** START OF The records **
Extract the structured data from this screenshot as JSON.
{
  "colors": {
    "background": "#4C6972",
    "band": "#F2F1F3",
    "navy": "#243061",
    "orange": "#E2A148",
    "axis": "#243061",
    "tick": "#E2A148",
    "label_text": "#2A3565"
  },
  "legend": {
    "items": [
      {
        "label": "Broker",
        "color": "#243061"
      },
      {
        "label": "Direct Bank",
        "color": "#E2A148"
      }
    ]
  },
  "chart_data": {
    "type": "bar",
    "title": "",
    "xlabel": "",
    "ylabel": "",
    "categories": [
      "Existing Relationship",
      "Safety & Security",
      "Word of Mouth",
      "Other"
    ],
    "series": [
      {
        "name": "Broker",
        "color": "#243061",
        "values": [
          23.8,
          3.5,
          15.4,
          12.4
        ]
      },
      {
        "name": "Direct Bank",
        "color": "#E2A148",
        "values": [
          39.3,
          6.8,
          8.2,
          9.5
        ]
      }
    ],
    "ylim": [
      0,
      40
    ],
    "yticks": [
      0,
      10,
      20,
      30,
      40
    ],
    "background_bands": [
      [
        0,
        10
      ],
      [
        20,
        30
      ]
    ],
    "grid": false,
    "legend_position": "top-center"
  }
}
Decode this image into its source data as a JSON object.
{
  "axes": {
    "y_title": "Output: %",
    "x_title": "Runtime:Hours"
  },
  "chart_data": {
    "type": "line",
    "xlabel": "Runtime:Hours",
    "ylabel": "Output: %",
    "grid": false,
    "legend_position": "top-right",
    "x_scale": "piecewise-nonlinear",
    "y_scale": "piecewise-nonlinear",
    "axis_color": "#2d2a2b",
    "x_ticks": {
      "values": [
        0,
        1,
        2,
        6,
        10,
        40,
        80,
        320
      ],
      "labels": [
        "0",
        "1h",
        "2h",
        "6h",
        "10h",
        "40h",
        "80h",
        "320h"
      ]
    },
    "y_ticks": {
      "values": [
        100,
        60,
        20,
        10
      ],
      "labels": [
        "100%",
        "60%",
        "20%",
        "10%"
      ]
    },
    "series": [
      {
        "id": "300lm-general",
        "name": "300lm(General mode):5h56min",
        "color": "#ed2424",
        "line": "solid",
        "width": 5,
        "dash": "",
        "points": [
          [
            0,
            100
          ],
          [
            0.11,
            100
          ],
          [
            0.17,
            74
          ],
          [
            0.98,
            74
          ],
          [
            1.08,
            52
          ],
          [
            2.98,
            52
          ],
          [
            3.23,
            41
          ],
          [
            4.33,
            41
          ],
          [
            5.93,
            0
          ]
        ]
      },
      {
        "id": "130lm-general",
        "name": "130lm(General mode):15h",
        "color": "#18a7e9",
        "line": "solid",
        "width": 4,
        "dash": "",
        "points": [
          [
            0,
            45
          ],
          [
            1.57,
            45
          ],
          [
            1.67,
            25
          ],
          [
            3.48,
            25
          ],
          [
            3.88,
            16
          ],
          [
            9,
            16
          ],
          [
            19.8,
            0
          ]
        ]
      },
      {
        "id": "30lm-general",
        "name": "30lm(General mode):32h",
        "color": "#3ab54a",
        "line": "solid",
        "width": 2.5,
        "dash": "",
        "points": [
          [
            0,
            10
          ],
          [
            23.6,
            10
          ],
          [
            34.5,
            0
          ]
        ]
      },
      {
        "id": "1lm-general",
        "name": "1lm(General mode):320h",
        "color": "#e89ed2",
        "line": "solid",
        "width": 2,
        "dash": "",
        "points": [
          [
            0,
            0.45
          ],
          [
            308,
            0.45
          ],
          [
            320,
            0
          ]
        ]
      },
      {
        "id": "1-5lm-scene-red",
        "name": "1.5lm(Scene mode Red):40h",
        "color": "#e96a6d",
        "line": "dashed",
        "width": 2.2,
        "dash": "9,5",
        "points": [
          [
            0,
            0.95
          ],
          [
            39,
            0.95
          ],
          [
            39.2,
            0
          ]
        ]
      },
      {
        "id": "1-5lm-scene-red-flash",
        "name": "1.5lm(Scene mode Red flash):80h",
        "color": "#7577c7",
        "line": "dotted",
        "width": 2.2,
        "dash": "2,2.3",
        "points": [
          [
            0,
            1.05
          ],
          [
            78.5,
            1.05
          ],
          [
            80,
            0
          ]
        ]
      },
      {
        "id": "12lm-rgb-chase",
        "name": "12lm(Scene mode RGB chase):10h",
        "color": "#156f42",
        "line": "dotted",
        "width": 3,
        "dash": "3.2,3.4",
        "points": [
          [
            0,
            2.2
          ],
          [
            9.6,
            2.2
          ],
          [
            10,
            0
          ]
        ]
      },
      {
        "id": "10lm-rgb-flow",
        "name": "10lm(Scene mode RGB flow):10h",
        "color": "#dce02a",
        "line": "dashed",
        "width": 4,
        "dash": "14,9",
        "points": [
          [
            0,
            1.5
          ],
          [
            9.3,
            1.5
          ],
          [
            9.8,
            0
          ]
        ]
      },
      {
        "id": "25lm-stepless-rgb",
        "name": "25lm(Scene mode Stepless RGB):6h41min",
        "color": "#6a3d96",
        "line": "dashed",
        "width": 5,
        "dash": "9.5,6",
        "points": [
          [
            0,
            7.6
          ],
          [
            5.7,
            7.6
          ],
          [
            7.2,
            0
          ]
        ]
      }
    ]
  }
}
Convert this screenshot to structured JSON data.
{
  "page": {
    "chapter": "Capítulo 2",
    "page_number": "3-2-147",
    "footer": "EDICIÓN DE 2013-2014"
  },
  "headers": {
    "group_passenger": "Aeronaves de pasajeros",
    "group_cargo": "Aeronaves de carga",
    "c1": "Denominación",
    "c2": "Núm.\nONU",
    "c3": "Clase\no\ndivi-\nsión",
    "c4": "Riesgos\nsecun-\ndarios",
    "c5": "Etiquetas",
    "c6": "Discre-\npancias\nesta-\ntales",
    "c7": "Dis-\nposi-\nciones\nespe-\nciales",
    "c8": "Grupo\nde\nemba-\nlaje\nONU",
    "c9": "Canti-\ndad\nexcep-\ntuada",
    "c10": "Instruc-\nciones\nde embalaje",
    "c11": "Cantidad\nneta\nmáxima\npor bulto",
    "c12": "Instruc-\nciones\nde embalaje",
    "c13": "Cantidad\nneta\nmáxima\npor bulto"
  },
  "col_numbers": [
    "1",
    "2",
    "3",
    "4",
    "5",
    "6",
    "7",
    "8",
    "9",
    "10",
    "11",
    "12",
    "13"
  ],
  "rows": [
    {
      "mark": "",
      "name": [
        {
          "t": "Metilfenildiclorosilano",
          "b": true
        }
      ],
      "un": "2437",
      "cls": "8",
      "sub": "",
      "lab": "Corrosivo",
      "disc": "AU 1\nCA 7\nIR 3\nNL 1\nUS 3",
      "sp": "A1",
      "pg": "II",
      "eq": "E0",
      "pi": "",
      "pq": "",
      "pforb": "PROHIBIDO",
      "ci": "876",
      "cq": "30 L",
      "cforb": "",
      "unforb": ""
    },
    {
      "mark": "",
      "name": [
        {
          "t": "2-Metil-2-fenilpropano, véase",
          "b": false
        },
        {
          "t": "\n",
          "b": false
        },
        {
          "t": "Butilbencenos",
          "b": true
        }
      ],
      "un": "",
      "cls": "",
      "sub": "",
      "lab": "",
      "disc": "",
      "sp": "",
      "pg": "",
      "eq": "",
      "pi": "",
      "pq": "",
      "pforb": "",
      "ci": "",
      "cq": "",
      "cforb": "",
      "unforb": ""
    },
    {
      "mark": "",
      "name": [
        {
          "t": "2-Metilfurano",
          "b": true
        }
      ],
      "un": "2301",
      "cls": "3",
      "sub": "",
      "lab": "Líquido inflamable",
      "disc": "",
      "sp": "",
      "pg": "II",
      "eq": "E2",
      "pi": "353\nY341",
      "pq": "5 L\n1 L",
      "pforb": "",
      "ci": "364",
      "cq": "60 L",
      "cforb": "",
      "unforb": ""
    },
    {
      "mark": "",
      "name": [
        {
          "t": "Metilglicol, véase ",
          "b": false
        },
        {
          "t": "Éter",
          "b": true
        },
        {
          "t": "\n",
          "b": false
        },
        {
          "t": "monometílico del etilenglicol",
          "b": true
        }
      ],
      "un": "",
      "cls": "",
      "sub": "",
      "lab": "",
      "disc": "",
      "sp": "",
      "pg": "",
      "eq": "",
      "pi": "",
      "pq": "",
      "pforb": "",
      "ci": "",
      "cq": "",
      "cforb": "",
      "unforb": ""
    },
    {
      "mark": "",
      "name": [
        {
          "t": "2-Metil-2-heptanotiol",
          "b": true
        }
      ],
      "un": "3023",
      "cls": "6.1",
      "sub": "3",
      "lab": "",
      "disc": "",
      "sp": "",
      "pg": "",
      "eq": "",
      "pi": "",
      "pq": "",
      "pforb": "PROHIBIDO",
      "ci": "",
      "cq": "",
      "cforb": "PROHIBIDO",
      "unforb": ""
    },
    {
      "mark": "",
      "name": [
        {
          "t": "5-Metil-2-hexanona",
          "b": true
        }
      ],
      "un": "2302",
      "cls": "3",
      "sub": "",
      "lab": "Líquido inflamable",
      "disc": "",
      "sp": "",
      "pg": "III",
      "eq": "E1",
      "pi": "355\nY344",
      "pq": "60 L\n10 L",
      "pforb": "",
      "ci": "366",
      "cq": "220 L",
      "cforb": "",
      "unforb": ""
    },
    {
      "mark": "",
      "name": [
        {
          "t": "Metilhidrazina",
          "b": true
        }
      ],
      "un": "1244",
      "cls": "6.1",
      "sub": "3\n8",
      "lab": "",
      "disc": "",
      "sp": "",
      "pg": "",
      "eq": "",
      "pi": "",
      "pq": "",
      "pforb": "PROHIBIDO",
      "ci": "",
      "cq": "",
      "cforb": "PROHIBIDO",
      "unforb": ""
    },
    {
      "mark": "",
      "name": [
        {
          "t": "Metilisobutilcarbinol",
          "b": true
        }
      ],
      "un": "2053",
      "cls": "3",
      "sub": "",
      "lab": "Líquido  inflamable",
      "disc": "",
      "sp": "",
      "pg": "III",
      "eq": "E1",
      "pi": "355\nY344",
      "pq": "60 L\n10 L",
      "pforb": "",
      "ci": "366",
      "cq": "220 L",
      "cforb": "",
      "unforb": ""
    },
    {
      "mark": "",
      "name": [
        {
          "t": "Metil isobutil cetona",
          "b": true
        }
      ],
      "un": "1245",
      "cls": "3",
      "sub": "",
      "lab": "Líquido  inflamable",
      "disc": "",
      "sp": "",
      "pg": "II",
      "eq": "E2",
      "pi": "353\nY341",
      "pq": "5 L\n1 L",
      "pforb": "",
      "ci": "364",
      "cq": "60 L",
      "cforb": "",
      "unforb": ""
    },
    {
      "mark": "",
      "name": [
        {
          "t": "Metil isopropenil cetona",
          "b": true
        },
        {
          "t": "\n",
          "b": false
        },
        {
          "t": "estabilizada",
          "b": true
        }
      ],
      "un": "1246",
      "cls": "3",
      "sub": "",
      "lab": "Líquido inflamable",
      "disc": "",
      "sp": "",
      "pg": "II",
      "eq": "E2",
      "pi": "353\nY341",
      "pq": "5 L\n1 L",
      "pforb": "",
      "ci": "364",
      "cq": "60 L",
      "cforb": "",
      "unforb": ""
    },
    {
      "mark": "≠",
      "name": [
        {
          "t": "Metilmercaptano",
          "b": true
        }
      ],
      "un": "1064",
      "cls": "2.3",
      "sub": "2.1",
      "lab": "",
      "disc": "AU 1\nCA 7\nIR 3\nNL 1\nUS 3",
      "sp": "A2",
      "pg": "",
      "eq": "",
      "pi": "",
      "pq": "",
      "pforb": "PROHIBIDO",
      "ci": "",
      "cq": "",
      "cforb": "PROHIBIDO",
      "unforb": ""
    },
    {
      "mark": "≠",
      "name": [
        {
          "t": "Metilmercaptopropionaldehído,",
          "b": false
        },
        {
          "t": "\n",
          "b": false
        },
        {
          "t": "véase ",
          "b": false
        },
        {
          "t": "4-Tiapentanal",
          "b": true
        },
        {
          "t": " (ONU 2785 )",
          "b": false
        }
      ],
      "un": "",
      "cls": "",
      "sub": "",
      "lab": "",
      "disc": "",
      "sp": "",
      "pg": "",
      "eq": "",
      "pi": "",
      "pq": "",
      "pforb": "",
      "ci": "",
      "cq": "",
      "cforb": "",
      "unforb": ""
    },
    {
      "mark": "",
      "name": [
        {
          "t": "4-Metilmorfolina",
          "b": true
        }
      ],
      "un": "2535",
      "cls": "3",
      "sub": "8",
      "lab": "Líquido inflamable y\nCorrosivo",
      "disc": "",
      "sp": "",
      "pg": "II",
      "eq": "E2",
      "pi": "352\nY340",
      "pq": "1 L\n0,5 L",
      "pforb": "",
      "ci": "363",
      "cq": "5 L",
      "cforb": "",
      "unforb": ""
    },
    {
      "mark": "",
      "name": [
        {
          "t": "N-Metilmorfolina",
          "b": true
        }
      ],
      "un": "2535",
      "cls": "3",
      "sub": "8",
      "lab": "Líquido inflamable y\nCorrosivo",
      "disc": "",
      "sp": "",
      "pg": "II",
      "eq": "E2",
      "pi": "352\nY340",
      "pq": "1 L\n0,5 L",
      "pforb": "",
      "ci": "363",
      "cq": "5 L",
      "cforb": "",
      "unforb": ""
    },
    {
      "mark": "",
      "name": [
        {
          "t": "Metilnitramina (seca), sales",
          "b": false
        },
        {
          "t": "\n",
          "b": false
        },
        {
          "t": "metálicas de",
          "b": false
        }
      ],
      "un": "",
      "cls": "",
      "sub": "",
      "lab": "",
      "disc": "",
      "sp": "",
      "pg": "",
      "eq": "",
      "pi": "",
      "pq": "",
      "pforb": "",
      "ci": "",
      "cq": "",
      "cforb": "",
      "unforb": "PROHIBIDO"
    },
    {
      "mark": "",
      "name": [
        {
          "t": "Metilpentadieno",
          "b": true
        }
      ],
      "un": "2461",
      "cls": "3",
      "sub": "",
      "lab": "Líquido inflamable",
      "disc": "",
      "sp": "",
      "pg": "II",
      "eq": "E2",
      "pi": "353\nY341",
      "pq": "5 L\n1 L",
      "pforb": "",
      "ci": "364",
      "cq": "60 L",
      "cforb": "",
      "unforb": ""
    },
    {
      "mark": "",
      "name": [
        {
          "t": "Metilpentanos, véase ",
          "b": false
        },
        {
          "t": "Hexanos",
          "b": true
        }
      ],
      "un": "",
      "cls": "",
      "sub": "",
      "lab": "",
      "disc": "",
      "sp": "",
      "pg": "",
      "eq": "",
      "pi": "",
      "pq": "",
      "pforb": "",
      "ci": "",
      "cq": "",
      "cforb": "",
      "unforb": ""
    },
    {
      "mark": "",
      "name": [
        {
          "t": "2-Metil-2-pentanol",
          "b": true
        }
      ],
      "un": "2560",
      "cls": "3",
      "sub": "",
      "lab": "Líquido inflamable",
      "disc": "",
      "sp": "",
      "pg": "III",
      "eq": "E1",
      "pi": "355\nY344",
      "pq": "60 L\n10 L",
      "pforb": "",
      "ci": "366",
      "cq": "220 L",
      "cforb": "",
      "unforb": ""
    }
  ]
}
** END OF The records **
- [The task]: Identify the lines above that contain the word "nonlinear", then copy them.

- [Result for this exercise]:
    "x_scale": "piecewise-nonlinear",
    "y_scale": "piecewise-nonlinear",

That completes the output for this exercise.